(Problem description):
Answer with one number: how many lines have "decomposition".

(Input material):

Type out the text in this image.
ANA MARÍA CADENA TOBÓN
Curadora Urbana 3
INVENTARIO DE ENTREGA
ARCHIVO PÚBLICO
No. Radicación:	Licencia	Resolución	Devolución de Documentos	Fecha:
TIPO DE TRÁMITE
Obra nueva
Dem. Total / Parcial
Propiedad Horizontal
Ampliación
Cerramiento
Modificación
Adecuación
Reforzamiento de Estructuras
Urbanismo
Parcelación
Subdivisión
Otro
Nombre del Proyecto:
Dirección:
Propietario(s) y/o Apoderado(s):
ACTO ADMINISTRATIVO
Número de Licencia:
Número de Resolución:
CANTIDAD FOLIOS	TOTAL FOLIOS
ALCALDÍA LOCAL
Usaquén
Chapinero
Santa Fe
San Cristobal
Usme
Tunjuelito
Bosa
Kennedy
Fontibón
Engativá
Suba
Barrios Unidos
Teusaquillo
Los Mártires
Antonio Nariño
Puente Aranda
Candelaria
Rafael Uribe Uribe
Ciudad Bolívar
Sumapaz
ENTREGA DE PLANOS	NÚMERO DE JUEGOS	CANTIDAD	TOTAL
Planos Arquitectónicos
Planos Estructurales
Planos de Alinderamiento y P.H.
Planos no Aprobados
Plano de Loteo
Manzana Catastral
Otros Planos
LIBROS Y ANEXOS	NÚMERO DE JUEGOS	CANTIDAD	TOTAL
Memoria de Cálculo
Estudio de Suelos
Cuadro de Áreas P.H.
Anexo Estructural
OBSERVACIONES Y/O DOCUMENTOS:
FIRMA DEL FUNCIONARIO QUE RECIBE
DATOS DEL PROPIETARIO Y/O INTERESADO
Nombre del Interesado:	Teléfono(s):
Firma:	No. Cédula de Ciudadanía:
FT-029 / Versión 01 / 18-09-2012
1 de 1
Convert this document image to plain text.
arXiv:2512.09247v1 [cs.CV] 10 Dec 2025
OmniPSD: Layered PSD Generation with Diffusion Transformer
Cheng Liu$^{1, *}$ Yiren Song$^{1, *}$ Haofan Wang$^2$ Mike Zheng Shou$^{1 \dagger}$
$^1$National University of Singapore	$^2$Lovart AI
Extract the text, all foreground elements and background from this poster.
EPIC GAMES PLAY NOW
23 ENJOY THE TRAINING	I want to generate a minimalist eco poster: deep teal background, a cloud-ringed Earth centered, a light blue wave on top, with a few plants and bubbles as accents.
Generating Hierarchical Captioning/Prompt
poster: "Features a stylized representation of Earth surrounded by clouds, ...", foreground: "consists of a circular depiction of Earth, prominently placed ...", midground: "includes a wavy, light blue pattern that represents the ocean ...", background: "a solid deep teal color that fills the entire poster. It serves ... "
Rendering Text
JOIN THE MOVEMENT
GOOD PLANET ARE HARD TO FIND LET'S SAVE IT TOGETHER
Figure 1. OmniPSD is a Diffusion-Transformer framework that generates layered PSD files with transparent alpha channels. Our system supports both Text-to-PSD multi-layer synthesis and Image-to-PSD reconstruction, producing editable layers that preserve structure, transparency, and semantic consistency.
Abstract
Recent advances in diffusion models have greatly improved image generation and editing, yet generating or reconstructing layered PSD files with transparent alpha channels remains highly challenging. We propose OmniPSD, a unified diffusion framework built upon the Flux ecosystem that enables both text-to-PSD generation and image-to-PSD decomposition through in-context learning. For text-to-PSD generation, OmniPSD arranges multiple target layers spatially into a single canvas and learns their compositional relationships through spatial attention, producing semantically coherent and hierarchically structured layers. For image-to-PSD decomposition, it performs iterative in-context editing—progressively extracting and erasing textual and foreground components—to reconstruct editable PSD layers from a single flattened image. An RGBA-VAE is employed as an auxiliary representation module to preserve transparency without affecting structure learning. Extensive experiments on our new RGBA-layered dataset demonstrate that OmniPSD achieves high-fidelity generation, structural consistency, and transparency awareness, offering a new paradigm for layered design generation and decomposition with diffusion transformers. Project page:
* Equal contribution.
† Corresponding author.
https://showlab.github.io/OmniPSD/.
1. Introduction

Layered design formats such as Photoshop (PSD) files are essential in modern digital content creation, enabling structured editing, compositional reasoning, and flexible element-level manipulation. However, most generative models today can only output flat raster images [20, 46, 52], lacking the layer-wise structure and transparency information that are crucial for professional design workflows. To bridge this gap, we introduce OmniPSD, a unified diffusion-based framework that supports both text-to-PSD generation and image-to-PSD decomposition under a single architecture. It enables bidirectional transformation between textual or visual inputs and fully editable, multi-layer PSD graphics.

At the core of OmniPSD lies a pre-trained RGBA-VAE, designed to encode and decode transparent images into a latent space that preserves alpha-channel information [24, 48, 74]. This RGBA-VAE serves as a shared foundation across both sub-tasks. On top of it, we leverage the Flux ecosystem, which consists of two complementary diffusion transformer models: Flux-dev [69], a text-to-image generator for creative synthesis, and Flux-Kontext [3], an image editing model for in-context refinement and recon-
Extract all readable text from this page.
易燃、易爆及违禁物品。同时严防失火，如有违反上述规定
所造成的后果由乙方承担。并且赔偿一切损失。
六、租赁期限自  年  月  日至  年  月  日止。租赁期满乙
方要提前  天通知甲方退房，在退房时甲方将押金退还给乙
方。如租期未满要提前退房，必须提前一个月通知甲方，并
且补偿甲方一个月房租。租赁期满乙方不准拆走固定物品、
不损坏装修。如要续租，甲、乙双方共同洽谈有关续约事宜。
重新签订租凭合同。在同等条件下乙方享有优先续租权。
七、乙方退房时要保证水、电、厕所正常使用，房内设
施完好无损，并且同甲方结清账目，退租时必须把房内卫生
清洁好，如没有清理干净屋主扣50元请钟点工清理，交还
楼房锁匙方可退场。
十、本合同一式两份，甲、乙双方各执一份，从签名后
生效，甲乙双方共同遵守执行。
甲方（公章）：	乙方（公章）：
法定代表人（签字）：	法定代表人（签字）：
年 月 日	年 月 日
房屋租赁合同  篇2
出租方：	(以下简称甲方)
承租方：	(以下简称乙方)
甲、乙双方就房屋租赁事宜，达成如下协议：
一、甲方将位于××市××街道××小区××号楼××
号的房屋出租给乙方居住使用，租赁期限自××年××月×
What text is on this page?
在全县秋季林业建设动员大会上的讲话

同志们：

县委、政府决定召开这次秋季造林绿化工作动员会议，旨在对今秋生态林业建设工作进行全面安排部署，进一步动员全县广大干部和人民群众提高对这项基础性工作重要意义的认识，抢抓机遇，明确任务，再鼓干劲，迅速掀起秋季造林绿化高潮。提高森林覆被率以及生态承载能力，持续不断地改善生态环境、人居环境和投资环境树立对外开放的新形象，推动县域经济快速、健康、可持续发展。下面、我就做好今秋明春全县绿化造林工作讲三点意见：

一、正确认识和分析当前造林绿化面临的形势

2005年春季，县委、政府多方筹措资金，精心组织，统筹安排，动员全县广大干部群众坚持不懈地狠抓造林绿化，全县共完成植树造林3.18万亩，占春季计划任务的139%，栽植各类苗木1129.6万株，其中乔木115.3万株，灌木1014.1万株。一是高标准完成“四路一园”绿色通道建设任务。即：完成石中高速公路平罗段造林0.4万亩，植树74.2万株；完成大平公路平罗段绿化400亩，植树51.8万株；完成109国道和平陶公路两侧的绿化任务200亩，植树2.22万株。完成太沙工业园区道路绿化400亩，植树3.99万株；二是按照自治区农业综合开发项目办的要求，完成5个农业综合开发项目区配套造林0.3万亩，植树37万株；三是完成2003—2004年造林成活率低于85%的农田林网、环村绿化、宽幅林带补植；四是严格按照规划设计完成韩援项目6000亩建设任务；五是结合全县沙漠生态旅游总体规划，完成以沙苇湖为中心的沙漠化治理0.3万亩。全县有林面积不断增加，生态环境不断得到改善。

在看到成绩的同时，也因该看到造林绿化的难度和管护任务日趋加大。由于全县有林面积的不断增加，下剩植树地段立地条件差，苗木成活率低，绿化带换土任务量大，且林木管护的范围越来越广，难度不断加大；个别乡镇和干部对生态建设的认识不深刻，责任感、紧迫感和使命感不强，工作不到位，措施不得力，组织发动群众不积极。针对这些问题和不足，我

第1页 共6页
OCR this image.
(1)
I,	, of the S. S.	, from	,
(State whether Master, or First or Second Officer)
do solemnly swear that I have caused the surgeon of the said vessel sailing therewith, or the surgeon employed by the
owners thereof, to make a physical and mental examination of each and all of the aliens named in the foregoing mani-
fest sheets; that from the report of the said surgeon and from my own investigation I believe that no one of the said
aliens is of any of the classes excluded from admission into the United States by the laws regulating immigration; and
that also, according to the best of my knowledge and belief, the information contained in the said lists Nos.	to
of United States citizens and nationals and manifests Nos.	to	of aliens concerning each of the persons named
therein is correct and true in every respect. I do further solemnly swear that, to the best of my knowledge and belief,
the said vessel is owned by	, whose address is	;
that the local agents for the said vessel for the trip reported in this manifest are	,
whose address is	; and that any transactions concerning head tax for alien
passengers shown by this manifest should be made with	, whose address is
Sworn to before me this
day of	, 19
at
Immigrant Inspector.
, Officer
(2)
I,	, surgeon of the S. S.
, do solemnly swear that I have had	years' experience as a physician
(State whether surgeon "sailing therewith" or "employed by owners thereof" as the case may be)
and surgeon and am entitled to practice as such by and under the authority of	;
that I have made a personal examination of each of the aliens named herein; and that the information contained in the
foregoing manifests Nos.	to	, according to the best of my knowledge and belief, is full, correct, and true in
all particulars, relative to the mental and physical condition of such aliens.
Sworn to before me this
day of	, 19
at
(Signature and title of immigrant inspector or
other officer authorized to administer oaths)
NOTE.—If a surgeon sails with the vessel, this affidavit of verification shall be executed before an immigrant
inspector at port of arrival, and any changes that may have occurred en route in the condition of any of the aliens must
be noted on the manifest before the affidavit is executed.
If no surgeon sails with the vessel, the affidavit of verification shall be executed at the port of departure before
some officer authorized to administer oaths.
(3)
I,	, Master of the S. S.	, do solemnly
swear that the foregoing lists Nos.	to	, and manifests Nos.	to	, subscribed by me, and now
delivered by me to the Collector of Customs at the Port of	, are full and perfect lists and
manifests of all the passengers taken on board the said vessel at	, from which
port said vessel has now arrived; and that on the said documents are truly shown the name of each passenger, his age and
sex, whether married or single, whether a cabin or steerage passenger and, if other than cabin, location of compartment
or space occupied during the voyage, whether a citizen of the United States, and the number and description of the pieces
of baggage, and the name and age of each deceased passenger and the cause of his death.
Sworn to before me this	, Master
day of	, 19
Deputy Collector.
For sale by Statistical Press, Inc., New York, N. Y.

(Result of the task):
2